Given exercise: Exactly reproduce each line of the listing that follows.
§
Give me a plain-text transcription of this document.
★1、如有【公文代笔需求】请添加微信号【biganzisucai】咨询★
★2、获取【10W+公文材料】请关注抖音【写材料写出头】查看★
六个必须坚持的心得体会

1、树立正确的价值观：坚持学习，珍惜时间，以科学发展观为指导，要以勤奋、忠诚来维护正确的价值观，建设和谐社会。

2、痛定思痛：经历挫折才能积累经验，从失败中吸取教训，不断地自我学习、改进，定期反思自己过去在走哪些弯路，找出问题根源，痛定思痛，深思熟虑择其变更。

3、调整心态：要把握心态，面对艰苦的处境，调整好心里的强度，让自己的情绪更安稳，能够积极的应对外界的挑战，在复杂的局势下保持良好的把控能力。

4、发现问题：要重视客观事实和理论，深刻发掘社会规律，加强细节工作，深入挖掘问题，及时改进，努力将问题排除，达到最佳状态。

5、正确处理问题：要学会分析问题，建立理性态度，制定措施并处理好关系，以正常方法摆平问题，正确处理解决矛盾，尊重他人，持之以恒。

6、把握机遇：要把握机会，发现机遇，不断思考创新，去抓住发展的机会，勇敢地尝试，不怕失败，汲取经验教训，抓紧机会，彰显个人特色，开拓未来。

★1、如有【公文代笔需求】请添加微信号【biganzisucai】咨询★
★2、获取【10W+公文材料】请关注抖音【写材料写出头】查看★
§
Finished exercise:
Give me a plain-text transcription of this document.
★1、如有【公文代笔需求】请添加微信号【biganzisucai】咨询★
★2、获取【10W+公文材料】请关注抖音【写材料写出头】查看★
六个必须坚持的心得体会

1、树立正确的价值观：坚持学习，珍惜时间，以科学发展观为指导，要以勤奋、忠诚来维护正确的价值观，建设和谐社会。

2、痛定思痛：经历挫折才能积累经验，从失败中吸取教训，不断地自我学习、改进，定期反思自己过去在走哪些弯路，找出问题根源，痛定思痛，深思熟虑择其变更。

3、调整心态：要把握心态，面对艰苦的处境，调整好心里的强度，让自己的情绪更安稳，能够积极的应对外界的挑战，在复杂的局势下保持良好的把控能力。

4、发现问题：要重视客观事实和理论，深刻发掘社会规律，加强细节工作，深入挖掘问题，及时改进，努力将问题排除，达到最佳状态。

5、正确处理问题：要学会分析问题，建立理性态度，制定措施并处理好关系，以正常方法摆平问题，正确处理解决矛盾，尊重他人，持之以恒。

6、把握机遇：要把握机会，发现机遇，不断思考创新，去抓住发展的机会，勇敢地尝试，不怕失败，汲取经验教训，抓紧机会，彰显个人特色，开拓未来。

★1、如有【公文代笔需求】请添加微信号【biganzisucai】咨询★
★2、获取【10W+公文材料】请关注抖音【写材料写出头】查看★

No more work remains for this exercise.